Using the Target SWOT analysis below, explain why Target is losing potential customers to its competitors.

Study text |

*** Block opens ***

Lower Diversified Products: Target’s product line is diversified but not enough to attract customers from all categories. And, compared to the other competitors, Target has way less in this section. For this reason, Target is losing a potential customer to its competitors and can’t monetize the traffic in the store.

Lower Online Presence: Not just that, Target lacks the expertise and overall trends in its online presence. Being the 6th most browsed retail store in the USA, Target has less than 20% of its total sales. The reason behind this is the site’s compatibility issues, slower and complicated transaction process, etc.

Opportunities – Target SWOT Analysis


More Online & Offline Presence: As presence is a major weakness, Target can start working on that. To make that happen, there should put more effort into offline presence. Expanding the business to other continents would be the first move. Depending on the location of the shops, they can work on the smaller format shops too.

Better Delivery System: One of the main reasons the online shopping experience didn’t reach its full potential is because of the lacking of a delivery system. They have a decent chain, but not good enough compared to the other competitors, such as Amazon. Start with better delivery systems in the larger states or regions and move into the urban and other areas where they can give their best to reach their full potential, such as same-day delivery.

Expand Partnerships: Target needs a better pricing strategy to compete with its competitors. They can find the solution by doing more partnership deals.

More Private-Label Brands: Besides, more deals and private-label brands will reduce the overall cost and better customer prices. And as discussed, they need to expand to more categories and increase the product line into more variety.

Use Customer Insights: Using data to target customers for better insights could increase overall sales. As they can provide crucial information about customers’ overall purchasing patterns, Target could benefit from focusing on those categories and creating better pricing.

Threats – Target SWOT Analysis


Fewer Entry Barriers & More Competitors: With enough capital to burn and a bit lower pricing, anyone can enter and become a direct competitor. Even if it’s a local competitor in an urban area, It can hurt the business. Target must always be at the top of its game to survive in the market. As more and more competitors enter the market with disruptive offerings, Target must expand to more areas and product lines into more categories.

*** Block closes ***

Information supplied |
*** Block opens ***

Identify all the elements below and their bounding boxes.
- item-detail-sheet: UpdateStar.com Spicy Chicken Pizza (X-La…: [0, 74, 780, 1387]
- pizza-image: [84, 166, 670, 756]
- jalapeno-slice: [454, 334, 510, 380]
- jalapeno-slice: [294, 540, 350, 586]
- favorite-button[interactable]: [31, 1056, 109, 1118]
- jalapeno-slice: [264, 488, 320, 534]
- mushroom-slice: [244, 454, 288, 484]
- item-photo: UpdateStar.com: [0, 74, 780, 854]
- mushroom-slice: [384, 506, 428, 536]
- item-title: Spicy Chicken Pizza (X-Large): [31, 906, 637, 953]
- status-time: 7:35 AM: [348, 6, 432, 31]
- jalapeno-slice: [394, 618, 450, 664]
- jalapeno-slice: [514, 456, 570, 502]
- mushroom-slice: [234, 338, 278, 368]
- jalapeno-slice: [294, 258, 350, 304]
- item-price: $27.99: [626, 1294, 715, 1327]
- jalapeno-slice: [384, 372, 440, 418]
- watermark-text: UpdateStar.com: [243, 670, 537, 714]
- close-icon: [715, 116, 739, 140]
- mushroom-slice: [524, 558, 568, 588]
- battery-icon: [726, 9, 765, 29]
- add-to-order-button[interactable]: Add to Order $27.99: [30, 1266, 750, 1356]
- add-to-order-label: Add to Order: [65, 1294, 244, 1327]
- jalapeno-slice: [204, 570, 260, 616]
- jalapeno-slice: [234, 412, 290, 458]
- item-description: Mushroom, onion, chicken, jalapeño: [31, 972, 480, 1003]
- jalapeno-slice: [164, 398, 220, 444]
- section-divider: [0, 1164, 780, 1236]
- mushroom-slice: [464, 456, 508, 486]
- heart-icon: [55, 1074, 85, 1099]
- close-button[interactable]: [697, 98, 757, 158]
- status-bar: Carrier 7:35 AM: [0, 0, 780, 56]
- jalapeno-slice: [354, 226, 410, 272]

*** Block closes ***

Problem solution | Target's product line is diversified, but not enough to attract customers from all categories, and it offers far less in this area than its competitors. As a result, Target loses potential customers to competitors and cannot monetize the traffic in its stores.